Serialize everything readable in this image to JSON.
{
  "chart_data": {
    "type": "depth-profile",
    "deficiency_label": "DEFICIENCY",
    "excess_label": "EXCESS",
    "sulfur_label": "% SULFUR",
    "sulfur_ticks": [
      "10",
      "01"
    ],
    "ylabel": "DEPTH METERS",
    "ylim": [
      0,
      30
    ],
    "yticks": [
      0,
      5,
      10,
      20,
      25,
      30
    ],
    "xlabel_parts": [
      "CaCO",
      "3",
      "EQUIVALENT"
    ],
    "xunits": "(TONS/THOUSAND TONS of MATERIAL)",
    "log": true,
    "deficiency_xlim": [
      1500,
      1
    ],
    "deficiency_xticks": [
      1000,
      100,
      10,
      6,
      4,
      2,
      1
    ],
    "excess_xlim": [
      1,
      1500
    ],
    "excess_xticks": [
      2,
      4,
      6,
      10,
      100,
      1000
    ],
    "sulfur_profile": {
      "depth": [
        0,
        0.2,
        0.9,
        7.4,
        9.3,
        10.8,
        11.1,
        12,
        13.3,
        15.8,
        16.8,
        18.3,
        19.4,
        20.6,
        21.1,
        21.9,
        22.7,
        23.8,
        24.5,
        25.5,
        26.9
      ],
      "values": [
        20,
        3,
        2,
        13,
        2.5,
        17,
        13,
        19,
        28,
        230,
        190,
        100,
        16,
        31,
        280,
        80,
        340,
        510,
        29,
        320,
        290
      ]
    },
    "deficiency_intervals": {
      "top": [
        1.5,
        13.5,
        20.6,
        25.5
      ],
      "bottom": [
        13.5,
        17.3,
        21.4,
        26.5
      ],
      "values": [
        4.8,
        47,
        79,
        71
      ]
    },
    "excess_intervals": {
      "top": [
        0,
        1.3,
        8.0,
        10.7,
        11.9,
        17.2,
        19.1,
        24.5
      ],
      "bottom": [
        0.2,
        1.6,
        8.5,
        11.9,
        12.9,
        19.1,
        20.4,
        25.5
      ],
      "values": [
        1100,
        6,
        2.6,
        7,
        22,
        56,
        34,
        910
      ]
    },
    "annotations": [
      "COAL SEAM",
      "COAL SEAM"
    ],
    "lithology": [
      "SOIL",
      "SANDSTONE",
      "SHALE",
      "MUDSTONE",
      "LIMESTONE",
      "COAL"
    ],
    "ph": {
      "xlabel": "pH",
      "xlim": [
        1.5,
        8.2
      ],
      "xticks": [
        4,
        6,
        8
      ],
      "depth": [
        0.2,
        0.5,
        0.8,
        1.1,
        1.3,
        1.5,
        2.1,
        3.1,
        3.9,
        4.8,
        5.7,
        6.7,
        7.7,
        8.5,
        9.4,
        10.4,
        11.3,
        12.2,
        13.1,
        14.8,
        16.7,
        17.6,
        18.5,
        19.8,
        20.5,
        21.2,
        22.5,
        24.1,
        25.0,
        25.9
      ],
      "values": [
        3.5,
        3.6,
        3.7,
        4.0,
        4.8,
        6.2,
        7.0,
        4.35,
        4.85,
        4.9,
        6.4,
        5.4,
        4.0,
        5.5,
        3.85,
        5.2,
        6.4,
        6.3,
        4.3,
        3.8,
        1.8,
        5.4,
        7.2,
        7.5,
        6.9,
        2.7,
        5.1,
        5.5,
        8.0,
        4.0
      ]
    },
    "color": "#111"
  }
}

EXERCISE » Each record above should be repeated exactly as it appears.

FULL OUTPUT »
Serialize everything readable in this image to JSON.
{
  "chart_data": {
    "type": "depth-profile",
    "deficiency_label": "DEFICIENCY",
    "excess_label": "EXCESS",
    "sulfur_label": "% SULFUR",
    "sulfur_ticks": [
      "10",
      "01"
    ],
    "ylabel": "DEPTH METERS",
    "ylim": [
      0,
      30
    ],
    "yticks": [
      0,
      5,
      10,
      20,
      25,
      30
    ],
    "xlabel_parts": [
      "CaCO",
      "3",
      "EQUIVALENT"
    ],
    "xunits": "(TONS/THOUSAND TONS of MATERIAL)",
    "log": true,
    "deficiency_xlim": [
      1500,
      1
    ],
    "deficiency_xticks": [
      1000,
      100,
      10,
      6,
      4,
      2,
      1
    ],
    "excess_xlim": [
      1,
      1500
    ],
    "excess_xticks": [
      2,
      4,
      6,
      10,
      100,
      1000
    ],
    "sulfur_profile": {
      "depth": [
        0,
        0.2,
        0.9,
        7.4,
        9.3,
        10.8,
        11.1,
        12,
        13.3,
        15.8,
        16.8,
        18.3,
        19.4,
        20.6,
        21.1,
        21.9,
        22.7,
        23.8,
        24.5,
        25.5,
        26.9
      ],
      "values": [
        20,
        3,
        2,
        13,
        2.5,
        17,
        13,
        19,
        28,
        230,
        190,
        100,
        16,
        31,
        280,
        80,
        340,
        510,
        29,
        320,
        290
      ]
    },
    "deficiency_intervals": {
      "top": [
        1.5,
        13.5,
        20.6,
        25.5
      ],
      "bottom": [
        13.5,
        17.3,
        21.4,
        26.5
      ],
      "values": [
        4.8,
        47,
        79,
        71
      ]
    },
    "excess_intervals": {
      "top": [
        0,
        1.3,
        8.0,
        10.7,
        11.9,
        17.2,
        19.1,
        24.5
      ],
      "bottom": [
        0.2,
        1.6,
        8.5,
        11.9,
        12.9,
        19.1,
        20.4,
        25.5
      ],
      "values": [
        1100,
        6,
        2.6,
        7,
        22,
        56,
        34,
        910
      ]
    },
    "annotations": [
      "COAL SEAM",
      "COAL SEAM"
    ],
    "lithology": [
      "SOIL",
      "SANDSTONE",
      "SHALE",
      "MUDSTONE",
      "LIMESTONE",
      "COAL"
    ],
    "ph": {
      "xlabel": "pH",
      "xlim": [
        1.5,
        8.2
      ],
      "xticks": [
        4,
        6,
        8
      ],
      "depth": [
        0.2,
        0.5,
        0.8,
        1.1,
        1.3,
        1.5,
        2.1,
        3.1,
        3.9,
        4.8,
        5.7,
        6.7,
        7.7,
        8.5,
        9.4,
        10.4,
        11.3,
        12.2,
        13.1,
        14.8,
        16.7,
        17.6,
        18.5,
        19.8,
        20.5,
        21.2,
        22.5,
        24.1,
        25.0,
        25.9
      ],
      "values": [
        3.5,
        3.6,
        3.7,
        4.0,
        4.8,
        6.2,
        7.0,
        4.35,
        4.85,
        4.9,
        6.4,
        5.4,
        4.0,
        5.5,
        3.85,
        5.2,
        6.4,
        6.3,
        4.3,
        3.8,
        1.8,
        5.4,
        7.2,
        7.5,
        6.9,
        2.7,
        5.1,
        5.5,
        8.0,
        4.0
      ]
    },
    "color": "#111"
  }
}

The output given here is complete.